[Begin Extracted entries]

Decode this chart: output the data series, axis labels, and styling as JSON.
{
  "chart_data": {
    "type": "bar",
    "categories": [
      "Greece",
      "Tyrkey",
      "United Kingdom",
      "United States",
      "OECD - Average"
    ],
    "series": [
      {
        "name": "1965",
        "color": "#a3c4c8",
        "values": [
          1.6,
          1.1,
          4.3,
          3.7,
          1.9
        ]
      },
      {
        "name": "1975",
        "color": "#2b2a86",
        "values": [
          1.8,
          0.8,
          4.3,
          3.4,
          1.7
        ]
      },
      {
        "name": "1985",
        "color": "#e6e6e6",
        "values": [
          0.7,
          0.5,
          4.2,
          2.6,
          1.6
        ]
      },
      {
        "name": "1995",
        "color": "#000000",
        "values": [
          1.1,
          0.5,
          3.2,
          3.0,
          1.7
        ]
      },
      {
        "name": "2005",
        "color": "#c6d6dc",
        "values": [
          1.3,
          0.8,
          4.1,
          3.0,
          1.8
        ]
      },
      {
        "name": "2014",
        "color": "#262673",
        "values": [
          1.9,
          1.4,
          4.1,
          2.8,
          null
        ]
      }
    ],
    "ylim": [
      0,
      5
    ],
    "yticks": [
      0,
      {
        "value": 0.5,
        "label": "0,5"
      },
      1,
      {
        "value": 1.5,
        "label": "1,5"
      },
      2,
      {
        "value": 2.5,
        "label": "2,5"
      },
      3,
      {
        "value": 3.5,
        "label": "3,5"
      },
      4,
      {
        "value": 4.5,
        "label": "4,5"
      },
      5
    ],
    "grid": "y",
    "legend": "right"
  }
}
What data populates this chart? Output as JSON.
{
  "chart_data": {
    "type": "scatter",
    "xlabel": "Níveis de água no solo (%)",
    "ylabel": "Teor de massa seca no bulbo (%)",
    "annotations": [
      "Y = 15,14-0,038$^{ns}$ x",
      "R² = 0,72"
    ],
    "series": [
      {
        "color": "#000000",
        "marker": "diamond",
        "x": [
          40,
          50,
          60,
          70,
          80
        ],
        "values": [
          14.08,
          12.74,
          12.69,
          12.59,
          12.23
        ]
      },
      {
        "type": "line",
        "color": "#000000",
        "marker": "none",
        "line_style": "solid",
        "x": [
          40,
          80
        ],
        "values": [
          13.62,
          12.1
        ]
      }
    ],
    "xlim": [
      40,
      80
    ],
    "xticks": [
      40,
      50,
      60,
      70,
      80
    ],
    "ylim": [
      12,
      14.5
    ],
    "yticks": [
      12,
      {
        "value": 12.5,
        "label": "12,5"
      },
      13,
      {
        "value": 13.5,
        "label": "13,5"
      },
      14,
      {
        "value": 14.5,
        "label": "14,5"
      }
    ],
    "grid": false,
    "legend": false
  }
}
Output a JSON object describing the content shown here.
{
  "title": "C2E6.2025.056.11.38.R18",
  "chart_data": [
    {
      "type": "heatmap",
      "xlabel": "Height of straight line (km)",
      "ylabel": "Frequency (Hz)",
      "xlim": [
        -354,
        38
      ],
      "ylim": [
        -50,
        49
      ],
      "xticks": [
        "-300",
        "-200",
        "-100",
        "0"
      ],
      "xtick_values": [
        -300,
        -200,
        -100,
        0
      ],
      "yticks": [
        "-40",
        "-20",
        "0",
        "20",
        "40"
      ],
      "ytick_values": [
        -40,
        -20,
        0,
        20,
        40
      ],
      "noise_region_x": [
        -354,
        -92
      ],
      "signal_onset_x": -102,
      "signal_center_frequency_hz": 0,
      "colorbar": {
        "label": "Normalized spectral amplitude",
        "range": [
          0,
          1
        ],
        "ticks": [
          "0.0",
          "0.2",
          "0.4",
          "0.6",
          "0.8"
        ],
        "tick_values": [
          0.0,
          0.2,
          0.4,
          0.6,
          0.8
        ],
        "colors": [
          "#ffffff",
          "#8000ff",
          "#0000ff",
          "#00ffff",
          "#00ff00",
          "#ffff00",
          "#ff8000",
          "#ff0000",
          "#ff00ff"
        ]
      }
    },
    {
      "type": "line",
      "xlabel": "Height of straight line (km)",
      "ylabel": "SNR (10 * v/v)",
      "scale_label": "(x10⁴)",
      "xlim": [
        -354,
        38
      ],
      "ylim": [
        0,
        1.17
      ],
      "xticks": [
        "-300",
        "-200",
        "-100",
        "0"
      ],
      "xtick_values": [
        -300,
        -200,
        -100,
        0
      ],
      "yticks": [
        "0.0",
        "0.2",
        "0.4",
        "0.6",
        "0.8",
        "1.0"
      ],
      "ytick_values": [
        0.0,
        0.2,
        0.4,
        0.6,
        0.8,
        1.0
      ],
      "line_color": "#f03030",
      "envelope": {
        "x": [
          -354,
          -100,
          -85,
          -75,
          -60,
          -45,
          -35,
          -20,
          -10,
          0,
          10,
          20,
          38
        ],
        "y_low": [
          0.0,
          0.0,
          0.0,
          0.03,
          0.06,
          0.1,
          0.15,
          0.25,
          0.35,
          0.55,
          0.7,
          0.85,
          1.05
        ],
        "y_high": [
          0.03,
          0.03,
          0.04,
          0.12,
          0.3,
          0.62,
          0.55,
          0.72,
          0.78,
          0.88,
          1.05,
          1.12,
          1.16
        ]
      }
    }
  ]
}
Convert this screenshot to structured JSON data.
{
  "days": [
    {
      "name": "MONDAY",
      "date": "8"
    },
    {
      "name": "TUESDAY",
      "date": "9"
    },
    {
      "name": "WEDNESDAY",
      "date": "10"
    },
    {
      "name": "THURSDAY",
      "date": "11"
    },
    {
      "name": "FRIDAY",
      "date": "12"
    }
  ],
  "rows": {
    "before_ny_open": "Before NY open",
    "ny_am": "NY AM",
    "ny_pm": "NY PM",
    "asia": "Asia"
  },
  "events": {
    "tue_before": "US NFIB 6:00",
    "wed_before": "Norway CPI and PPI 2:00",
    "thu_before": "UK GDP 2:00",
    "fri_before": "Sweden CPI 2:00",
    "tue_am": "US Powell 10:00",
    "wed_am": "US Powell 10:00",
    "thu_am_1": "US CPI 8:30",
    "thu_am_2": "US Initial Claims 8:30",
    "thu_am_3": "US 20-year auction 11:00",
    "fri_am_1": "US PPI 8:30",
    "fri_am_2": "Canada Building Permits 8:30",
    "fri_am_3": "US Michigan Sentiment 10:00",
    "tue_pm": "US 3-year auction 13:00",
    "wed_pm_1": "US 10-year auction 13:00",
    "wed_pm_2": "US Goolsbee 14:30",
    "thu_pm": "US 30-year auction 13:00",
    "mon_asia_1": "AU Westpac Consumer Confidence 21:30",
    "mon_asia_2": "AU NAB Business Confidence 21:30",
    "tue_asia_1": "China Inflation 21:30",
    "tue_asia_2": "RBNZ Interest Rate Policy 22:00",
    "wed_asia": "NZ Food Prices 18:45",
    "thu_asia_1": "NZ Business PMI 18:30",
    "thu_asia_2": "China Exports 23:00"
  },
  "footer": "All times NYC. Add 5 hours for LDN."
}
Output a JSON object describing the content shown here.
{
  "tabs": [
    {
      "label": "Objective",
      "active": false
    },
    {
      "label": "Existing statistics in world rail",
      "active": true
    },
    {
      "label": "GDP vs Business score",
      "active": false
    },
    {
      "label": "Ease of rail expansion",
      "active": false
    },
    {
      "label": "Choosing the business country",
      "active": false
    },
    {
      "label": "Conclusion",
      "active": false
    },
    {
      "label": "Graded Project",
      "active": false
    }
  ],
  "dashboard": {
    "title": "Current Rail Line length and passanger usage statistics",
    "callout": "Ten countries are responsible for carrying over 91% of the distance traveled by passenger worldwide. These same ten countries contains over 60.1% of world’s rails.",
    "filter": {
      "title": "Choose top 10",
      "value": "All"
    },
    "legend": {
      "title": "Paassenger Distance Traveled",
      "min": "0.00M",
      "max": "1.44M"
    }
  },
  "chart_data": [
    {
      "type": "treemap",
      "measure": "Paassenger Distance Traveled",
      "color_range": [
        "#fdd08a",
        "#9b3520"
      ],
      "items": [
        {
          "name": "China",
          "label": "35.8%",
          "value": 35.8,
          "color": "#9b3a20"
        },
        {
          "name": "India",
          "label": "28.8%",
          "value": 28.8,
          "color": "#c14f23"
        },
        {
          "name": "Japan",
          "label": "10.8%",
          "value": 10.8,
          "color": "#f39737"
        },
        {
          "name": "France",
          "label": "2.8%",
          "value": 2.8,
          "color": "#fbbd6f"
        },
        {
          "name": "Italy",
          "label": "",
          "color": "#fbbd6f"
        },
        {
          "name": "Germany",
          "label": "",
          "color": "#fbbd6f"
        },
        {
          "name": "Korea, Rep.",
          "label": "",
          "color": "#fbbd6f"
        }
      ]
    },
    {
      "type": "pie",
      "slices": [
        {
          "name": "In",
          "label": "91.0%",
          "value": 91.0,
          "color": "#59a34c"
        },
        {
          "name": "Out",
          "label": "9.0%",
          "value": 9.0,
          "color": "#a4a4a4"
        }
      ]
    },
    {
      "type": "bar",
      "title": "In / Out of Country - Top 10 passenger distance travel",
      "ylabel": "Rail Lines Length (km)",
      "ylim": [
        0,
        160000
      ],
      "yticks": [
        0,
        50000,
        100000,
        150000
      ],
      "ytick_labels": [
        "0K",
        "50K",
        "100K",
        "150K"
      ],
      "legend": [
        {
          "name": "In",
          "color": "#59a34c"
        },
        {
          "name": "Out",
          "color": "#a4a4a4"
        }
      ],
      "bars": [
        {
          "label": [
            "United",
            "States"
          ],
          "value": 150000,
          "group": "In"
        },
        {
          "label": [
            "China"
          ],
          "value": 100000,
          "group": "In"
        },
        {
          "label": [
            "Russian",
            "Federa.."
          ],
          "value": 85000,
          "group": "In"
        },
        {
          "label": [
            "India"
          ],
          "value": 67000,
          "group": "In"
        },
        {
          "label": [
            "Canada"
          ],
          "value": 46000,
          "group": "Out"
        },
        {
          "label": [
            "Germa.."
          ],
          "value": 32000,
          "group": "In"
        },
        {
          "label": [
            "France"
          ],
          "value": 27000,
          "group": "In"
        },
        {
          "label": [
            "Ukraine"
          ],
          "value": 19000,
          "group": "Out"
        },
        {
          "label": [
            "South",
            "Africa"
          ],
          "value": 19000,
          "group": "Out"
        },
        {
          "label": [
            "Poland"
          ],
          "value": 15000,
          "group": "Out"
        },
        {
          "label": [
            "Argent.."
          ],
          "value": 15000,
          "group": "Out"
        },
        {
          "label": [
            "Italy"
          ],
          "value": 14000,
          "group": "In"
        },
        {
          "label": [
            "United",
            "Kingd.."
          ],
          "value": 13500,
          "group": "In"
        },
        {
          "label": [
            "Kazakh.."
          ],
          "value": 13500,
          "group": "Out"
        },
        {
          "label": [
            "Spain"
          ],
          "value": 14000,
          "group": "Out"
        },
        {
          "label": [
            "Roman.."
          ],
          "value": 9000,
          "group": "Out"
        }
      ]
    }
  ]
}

[End Extracted entries]

Using the entries above, return each line that includes the word "type".

    "type": "bar",
    "type": "scatter",
        "type": "line",
      "type": "heatmap",
      "type": "line",
      "type": "treemap",
      "type": "pie",
      "type": "bar",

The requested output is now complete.